[Stored data entries]
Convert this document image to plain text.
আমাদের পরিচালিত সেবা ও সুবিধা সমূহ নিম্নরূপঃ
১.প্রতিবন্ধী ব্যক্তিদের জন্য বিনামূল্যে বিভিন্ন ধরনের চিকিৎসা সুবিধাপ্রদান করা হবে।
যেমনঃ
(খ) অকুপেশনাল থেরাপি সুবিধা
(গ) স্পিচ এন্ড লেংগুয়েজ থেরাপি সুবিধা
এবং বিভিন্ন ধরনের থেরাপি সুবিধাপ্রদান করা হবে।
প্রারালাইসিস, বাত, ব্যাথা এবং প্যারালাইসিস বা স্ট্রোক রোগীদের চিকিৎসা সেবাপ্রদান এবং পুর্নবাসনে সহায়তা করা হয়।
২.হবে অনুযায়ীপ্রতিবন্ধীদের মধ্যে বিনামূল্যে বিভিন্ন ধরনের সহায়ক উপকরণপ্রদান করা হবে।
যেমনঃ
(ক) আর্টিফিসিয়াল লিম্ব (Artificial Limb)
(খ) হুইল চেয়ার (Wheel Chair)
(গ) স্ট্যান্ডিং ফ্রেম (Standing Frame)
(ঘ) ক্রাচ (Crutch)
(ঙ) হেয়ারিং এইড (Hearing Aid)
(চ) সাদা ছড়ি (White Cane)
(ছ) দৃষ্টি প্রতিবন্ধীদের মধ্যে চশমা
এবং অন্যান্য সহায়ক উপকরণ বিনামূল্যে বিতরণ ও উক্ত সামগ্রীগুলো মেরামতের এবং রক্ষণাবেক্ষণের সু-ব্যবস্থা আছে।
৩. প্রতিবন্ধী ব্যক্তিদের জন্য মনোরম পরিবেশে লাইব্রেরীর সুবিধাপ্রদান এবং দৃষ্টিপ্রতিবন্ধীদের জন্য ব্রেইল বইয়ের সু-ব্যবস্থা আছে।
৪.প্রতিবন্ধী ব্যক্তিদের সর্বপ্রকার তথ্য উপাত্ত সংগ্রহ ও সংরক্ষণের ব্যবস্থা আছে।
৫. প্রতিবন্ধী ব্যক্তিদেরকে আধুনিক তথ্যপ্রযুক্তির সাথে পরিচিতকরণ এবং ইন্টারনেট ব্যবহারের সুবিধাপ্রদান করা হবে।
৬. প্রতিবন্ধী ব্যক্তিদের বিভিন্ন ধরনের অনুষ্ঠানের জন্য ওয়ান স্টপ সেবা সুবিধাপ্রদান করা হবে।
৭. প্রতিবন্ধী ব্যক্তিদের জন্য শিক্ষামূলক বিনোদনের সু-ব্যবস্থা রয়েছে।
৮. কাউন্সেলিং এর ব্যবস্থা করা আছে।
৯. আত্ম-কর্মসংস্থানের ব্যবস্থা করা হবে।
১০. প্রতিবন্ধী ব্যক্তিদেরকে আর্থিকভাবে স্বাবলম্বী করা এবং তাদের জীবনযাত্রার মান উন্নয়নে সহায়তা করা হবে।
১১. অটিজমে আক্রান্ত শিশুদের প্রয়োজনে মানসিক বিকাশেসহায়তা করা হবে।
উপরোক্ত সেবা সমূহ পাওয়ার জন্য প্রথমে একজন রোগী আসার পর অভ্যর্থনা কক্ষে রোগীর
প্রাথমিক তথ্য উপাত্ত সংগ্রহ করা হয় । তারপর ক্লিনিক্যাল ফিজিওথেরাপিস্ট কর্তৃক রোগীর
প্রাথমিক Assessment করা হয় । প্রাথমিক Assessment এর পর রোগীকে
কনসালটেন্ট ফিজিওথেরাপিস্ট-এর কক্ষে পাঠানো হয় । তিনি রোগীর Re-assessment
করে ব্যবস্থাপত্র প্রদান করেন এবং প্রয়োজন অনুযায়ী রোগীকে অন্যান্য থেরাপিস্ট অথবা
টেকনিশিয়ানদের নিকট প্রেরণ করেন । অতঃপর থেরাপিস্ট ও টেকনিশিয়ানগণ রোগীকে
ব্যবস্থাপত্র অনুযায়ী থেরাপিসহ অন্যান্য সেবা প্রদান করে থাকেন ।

**Task to carry out**. Reproduce every line above without error.

**Answer for this exercise**.
Convert this document image to plain text.
আমাদের পরিচালিত সেবা ও সুবিধা সমূহ নিম্নরূপঃ
১.প্রতিবন্ধী ব্যক্তিদের জন্য বিনামূল্যে বিভিন্ন ধরনের চিকিৎসা সুবিধাপ্রদান করা হবে।
যেমনঃ
(খ) অকুপেশনাল থেরাপি সুবিধা
(গ) স্পিচ এন্ড লেংগুয়েজ থেরাপি সুবিধা
এবং বিভিন্ন ধরনের থেরাপি সুবিধাপ্রদান করা হবে।
প্রারালাইসিস, বাত, ব্যাথা এবং প্যারালাইসিস বা স্ট্রোক রোগীদের চিকিৎসা সেবাপ্রদান এবং পুর্নবাসনে সহায়তা করা হয়।
২.হবে অনুযায়ীপ্রতিবন্ধীদের মধ্যে বিনামূল্যে বিভিন্ন ধরনের সহায়ক উপকরণপ্রদান করা হবে।
যেমনঃ
(ক) আর্টিফিসিয়াল লিম্ব (Artificial Limb)
(খ) হুইল চেয়ার (Wheel Chair)
(গ) স্ট্যান্ডিং ফ্রেম (Standing Frame)
(ঘ) ক্রাচ (Crutch)
(ঙ) হেয়ারিং এইড (Hearing Aid)
(চ) সাদা ছড়ি (White Cane)
(ছ) দৃষ্টি প্রতিবন্ধীদের মধ্যে চশমা
এবং অন্যান্য সহায়ক উপকরণ বিনামূল্যে বিতরণ ও উক্ত সামগ্রীগুলো মেরামতের এবং রক্ষণাবেক্ষণের সু-ব্যবস্থা আছে।
৩. প্রতিবন্ধী ব্যক্তিদের জন্য মনোরম পরিবেশে লাইব্রেরীর সুবিধাপ্রদান এবং দৃষ্টিপ্রতিবন্ধীদের জন্য ব্রেইল বইয়ের সু-ব্যবস্থা আছে।
৪.প্রতিবন্ধী ব্যক্তিদের সর্বপ্রকার তথ্য উপাত্ত সংগ্রহ ও সংরক্ষণের ব্যবস্থা আছে।
৫. প্রতিবন্ধী ব্যক্তিদেরকে আধুনিক তথ্যপ্রযুক্তির সাথে পরিচিতকরণ এবং ইন্টারনেট ব্যবহারের সুবিধাপ্রদান করা হবে।
৬. প্রতিবন্ধী ব্যক্তিদের বিভিন্ন ধরনের অনুষ্ঠানের জন্য ওয়ান স্টপ সেবা সুবিধাপ্রদান করা হবে।
৭. প্রতিবন্ধী ব্যক্তিদের জন্য শিক্ষামূলক বিনোদনের সু-ব্যবস্থা রয়েছে।
৮. কাউন্সেলিং এর ব্যবস্থা করা আছে।
৯. আত্ম-কর্মসংস্থানের ব্যবস্থা করা হবে।
১০. প্রতিবন্ধী ব্যক্তিদেরকে আর্থিকভাবে স্বাবলম্বী করা এবং তাদের জীবনযাত্রার মান উন্নয়নে সহায়তা করা হবে।
১১. অটিজমে আক্রান্ত শিশুদের প্রয়োজনে মানসিক বিকাশেসহায়তা করা হবে।
উপরোক্ত সেবা সমূহ পাওয়ার জন্য প্রথমে একজন রোগী আসার পর অভ্যর্থনা কক্ষে রোগীর
প্রাথমিক তথ্য উপাত্ত সংগ্রহ করা হয় । তারপর ক্লিনিক্যাল ফিজিওথেরাপিস্ট কর্তৃক রোগীর
প্রাথমিক Assessment করা হয় । প্রাথমিক Assessment এর পর রোগীকে
কনসালটেন্ট ফিজিওথেরাপিস্ট-এর কক্ষে পাঠানো হয় । তিনি রোগীর Re-assessment
করে ব্যবস্থাপত্র প্রদান করেন এবং প্রয়োজন অনুযায়ী রোগীকে অন্যান্য থেরাপিস্ট অথবা
টেকনিশিয়ানদের নিকট প্রেরণ করেন । অতঃপর থেরাপিস্ট ও টেকনিশিয়ানগণ রোগীকে
ব্যবস্থাপত্র অনুযায়ী থেরাপিসহ অন্যান্য সেবা প্রদান করে থাকেন ।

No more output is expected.